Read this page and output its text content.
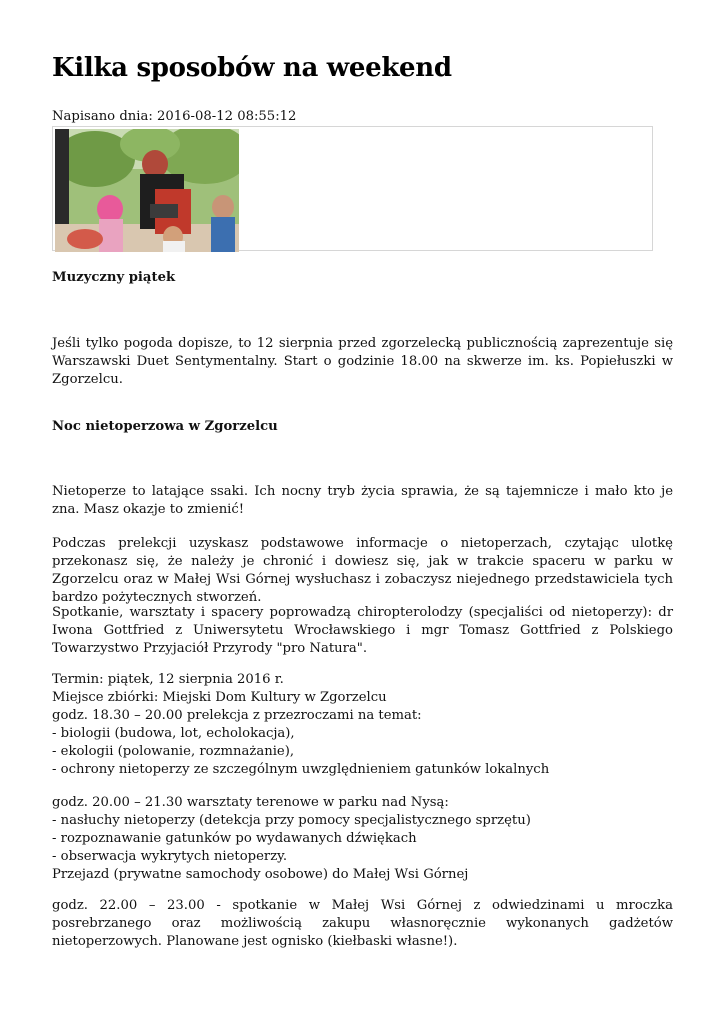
Kilka sposobów na weekend
Napisano dnia: 2016-08-12 08:55:12
Muzyczny piątek
Jeśli tylko pogoda dopisze, to 12 sierpnia przed zgorzelecką publicznością zaprezentuje się Warszawski Duet Sentymentalny. Start o godzinie 18.00 na skwerze im. ks. Popiełuszki w Zgorzelcu.
Noc nietoperzowa w Zgorzelcu
Nietoperze to latające ssaki. Ich nocny tryb życia sprawia, że są tajemnicze i mało kto je zna. Masz okazje to zmienić!
Podczas prelekcji uzyskasz podstawowe informacje o nietoperzach, czytając ulotkę przekonasz się, że należy je chronić i dowiesz się, jak w trakcie spaceru w parku w Zgorzelcu oraz w Małej Wsi Górnej wysłuchasz i zobaczysz niejednego przedstawiciela tych bardzo pożytecznych stworzeń.
Spotkanie, warsztaty i spacery poprowadzą chiropterolodzy (specjaliści od nietoperzy): dr Iwona Gottfried z Uniwersytetu Wrocławskiego i mgr Tomasz Gottfried z Polskiego Towarzystwo Przyjaciół Przyrody "pro Natura".
Termin: piątek, 12 sierpnia 2016 r.
Miejsce zbiórki: Miejski Dom Kultury w Zgorzelcu
godz. 18.30 – 20.00 prelekcja z przezroczami na temat:
- biologii (budowa, lot, echolokacja),
- ekologii (polowanie, rozmnażanie),
- ochrony nietoperzy ze szczególnym uwzględnieniem gatunków lokalnych
godz. 20.00 – 21.30 warsztaty terenowe w parku nad Nysą:
- nasłuchy nietoperzy (detekcja przy pomocy specjalistycznego sprzętu)
- rozpoznawanie gatunków po wydawanych dźwiękach
- obserwacja wykrytych nietoperzy.
Przejazd (prywatne samochody osobowe) do Małej Wsi Górnej
godz. 22.00 – 23.00 - spotkanie w Małej Wsi Górnej z odwiedzinami u mroczka posrebrzanego oraz możliwością zakupu własnoręcznie wykonanych gadżetów nietoperzowych. Planowane jest ognisko (kiełbaski własne!).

------------------------------------

### Task details
Your answer should be only the number of lines that hold the word "Zgorzelcu".

### Correct response
4